>> START EXERCISE MATERIAL

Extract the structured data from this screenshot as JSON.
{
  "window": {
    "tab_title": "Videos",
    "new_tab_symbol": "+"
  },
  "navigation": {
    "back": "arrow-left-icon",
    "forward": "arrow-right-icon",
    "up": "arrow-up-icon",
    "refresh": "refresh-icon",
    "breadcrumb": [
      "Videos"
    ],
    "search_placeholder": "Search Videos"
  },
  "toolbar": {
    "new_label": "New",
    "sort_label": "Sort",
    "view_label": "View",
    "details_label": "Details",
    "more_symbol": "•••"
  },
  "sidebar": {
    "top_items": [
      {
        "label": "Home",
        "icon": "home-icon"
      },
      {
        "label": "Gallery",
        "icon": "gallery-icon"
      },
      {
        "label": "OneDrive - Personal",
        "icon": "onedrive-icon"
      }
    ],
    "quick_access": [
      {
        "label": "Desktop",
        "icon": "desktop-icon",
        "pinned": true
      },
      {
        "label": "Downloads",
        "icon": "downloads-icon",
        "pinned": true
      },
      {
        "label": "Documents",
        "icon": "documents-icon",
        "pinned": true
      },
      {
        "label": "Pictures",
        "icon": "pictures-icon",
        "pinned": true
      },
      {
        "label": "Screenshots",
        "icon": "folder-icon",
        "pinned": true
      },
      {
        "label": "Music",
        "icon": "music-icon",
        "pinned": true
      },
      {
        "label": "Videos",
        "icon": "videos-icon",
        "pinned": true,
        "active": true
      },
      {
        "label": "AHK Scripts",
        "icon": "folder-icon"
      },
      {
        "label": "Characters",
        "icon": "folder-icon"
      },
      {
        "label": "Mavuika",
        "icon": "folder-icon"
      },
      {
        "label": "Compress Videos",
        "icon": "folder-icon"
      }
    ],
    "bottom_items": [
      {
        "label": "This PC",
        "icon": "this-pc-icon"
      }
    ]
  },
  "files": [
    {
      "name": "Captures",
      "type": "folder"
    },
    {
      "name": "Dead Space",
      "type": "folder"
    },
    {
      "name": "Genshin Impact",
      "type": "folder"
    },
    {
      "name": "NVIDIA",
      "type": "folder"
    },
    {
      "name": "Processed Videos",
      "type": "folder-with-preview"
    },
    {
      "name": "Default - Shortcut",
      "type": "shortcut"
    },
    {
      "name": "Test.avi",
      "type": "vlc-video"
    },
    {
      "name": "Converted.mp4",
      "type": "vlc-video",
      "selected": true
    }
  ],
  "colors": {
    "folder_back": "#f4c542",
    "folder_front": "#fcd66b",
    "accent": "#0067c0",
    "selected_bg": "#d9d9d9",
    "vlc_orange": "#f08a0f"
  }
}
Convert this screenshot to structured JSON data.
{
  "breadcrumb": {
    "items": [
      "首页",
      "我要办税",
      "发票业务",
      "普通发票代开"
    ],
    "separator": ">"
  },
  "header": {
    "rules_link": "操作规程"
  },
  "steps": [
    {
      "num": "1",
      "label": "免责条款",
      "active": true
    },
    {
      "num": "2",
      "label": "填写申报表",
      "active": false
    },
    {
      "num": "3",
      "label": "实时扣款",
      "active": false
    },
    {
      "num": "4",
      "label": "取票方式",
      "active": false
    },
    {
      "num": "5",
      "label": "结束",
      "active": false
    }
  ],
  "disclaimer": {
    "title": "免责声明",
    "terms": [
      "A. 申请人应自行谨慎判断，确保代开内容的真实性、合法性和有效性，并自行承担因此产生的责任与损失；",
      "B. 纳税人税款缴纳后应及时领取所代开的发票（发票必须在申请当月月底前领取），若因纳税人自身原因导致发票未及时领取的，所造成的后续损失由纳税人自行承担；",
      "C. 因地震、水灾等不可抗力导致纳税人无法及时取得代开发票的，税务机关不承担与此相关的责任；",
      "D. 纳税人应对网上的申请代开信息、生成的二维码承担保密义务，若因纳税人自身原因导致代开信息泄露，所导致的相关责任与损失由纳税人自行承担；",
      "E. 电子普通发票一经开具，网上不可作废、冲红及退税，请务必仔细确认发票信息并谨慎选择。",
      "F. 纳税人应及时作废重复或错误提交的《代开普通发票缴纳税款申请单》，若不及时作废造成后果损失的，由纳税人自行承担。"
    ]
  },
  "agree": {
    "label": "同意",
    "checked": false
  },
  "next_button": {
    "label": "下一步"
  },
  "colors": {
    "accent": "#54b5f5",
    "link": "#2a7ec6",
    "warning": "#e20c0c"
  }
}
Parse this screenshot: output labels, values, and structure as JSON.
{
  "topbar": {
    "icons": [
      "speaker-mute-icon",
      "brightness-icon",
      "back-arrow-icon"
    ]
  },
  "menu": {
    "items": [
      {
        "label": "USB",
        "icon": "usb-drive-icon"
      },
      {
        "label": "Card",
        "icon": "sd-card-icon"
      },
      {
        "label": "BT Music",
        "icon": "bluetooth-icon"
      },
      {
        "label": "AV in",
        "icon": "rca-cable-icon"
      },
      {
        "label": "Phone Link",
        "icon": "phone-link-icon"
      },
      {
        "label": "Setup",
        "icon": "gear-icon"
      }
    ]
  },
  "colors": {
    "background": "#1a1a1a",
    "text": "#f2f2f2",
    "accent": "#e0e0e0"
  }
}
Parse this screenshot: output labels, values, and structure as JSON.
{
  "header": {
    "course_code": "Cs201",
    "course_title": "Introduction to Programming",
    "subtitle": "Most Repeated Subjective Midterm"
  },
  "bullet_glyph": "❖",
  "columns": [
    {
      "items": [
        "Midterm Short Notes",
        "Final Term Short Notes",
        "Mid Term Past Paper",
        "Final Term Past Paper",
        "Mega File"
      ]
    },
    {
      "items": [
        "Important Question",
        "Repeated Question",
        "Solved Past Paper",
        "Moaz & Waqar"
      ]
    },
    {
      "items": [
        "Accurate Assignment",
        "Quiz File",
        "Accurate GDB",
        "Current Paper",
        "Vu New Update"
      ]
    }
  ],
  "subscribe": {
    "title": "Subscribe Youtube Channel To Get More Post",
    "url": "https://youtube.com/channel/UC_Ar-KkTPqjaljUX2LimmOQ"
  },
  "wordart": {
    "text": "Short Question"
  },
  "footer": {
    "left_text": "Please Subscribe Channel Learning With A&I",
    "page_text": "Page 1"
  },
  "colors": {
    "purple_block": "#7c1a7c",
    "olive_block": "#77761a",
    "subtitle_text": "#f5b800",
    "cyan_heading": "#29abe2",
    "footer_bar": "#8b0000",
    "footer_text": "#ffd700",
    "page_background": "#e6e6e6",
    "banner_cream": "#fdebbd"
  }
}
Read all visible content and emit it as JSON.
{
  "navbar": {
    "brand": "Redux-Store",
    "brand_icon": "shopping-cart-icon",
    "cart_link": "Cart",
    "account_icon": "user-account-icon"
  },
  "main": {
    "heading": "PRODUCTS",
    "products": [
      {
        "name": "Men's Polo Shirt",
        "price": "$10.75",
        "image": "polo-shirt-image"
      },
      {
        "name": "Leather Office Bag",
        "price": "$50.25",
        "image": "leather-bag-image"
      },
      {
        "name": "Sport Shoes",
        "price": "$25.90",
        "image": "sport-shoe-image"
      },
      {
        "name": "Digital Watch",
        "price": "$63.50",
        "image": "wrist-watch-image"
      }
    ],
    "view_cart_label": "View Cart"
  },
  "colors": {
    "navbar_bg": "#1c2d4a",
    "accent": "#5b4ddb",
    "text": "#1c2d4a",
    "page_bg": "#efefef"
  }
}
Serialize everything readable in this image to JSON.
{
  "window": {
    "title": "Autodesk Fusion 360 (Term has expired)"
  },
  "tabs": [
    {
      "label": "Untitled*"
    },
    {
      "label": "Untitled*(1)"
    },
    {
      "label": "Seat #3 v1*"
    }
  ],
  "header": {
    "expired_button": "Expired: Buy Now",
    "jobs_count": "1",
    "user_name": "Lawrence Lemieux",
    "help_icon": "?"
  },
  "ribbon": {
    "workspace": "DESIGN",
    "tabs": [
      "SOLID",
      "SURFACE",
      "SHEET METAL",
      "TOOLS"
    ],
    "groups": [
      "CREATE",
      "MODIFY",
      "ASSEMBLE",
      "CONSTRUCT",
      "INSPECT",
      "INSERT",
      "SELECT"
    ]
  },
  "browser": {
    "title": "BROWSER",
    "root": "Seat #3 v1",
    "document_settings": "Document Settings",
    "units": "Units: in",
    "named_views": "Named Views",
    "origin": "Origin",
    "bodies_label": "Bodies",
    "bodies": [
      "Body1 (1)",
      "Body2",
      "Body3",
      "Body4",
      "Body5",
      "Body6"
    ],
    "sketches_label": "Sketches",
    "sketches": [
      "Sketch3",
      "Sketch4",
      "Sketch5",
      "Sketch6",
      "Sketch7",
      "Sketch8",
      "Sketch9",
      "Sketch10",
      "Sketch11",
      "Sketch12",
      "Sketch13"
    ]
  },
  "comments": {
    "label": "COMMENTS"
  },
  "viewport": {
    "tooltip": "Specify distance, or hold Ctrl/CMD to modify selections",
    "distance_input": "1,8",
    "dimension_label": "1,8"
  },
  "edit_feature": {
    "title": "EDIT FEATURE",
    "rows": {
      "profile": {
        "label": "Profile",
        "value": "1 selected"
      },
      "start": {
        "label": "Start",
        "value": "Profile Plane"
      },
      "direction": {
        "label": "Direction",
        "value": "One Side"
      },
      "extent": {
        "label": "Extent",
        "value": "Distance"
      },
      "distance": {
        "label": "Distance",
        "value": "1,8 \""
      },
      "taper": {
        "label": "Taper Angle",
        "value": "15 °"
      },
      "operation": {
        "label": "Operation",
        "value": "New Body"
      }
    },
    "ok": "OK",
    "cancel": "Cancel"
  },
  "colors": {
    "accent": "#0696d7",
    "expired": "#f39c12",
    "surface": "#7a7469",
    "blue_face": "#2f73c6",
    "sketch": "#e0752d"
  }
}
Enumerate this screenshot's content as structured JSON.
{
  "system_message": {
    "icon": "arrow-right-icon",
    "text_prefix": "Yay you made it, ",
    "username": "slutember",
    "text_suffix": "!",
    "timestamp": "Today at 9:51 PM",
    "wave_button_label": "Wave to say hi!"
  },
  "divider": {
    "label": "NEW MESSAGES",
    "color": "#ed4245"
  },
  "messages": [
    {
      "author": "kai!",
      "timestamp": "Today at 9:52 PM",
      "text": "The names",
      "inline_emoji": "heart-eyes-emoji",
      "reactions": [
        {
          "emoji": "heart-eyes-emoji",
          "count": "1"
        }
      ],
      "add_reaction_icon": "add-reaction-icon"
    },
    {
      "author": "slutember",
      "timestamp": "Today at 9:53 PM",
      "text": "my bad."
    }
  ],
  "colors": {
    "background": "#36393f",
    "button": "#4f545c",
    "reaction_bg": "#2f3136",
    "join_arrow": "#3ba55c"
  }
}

>> END EXERCISE MATERIAL

→ WORK REQUIRED: Among the lines above, determine how many hold the word "image"; report the figure alone.

→ WRITTEN SOLUTION: 5